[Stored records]
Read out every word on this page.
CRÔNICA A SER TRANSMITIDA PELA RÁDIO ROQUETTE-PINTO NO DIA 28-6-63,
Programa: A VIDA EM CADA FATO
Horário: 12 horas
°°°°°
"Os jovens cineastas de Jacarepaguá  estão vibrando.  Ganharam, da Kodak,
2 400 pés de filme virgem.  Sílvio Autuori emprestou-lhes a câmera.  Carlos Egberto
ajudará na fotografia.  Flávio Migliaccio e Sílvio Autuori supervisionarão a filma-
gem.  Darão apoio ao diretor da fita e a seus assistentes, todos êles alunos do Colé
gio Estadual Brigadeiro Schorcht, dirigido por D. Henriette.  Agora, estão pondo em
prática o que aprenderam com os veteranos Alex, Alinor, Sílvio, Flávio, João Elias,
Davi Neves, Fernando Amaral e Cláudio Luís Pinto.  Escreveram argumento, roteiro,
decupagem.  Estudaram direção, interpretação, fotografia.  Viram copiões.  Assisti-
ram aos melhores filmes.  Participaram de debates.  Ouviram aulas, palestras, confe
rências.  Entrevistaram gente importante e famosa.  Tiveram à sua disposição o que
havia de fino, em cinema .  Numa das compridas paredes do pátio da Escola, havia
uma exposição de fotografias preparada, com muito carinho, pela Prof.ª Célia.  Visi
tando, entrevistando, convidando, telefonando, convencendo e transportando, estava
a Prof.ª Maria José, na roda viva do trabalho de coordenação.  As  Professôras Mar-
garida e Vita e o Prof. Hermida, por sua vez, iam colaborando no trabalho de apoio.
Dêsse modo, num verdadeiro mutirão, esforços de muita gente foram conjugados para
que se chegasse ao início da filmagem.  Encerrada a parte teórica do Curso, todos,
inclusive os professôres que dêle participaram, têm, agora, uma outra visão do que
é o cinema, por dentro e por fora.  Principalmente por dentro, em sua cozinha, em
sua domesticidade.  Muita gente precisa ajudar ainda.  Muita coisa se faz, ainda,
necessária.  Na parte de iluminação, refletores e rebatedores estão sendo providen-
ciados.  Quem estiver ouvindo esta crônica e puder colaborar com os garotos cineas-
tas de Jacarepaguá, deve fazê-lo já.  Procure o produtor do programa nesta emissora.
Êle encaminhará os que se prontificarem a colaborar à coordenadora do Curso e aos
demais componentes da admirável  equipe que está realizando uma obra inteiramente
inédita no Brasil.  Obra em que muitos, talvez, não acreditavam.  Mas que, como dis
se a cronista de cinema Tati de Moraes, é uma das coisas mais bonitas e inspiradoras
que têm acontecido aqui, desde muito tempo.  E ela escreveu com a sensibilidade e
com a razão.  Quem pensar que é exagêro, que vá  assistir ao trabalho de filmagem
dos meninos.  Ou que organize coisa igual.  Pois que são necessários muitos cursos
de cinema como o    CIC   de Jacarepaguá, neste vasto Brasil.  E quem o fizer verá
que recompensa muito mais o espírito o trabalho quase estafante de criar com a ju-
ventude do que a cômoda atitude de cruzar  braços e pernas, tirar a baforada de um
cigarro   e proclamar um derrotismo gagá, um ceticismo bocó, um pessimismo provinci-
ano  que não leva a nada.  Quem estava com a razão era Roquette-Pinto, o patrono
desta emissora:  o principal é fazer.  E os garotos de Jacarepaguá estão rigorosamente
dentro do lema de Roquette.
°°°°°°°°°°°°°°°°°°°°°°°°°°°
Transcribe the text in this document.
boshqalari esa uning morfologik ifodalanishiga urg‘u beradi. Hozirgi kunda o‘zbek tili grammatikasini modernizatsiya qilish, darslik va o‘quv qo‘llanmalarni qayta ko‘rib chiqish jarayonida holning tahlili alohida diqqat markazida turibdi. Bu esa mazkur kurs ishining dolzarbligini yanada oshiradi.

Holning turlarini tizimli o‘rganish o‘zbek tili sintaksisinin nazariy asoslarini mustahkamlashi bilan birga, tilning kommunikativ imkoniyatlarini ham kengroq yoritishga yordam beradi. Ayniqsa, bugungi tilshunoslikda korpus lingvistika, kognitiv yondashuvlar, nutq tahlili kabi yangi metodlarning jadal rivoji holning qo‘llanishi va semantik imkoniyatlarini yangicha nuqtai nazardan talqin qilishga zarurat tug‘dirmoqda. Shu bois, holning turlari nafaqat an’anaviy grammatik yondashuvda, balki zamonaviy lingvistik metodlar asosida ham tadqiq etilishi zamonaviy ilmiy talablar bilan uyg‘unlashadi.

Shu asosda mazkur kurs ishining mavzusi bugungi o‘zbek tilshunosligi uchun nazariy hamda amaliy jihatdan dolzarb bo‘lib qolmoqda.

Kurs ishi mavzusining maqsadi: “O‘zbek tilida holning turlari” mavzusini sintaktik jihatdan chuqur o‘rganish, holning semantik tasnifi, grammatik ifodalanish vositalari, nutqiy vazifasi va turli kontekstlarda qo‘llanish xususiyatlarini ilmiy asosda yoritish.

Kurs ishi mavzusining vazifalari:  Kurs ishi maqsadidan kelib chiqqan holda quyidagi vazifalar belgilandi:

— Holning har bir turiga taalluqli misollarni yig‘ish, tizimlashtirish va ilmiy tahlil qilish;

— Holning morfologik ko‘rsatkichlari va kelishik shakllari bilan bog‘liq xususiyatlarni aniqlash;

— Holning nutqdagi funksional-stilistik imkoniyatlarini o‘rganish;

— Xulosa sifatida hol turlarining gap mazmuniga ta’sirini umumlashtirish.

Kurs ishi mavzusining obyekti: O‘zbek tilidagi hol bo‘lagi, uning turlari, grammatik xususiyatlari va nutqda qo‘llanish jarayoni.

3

WRITTEN PROBLEM — In the entries above, identify every line with the word "trabalho". Copy those lines.

ANSWER TO THIS EXERCISE —
a Prof.ª Maria José, na roda viva do trabalho de coordenação.  As  Professôras Mar-
garida e Vita e o Prof. Hermida, por sua vez, iam colaborando no trabalho de apoio.
com a razão.  Quem pensar que é exagêro, que vá  assistir ao trabalho de filmagem
que recompensa muito mais o espírito o trabalho quase estafante de criar com a ju-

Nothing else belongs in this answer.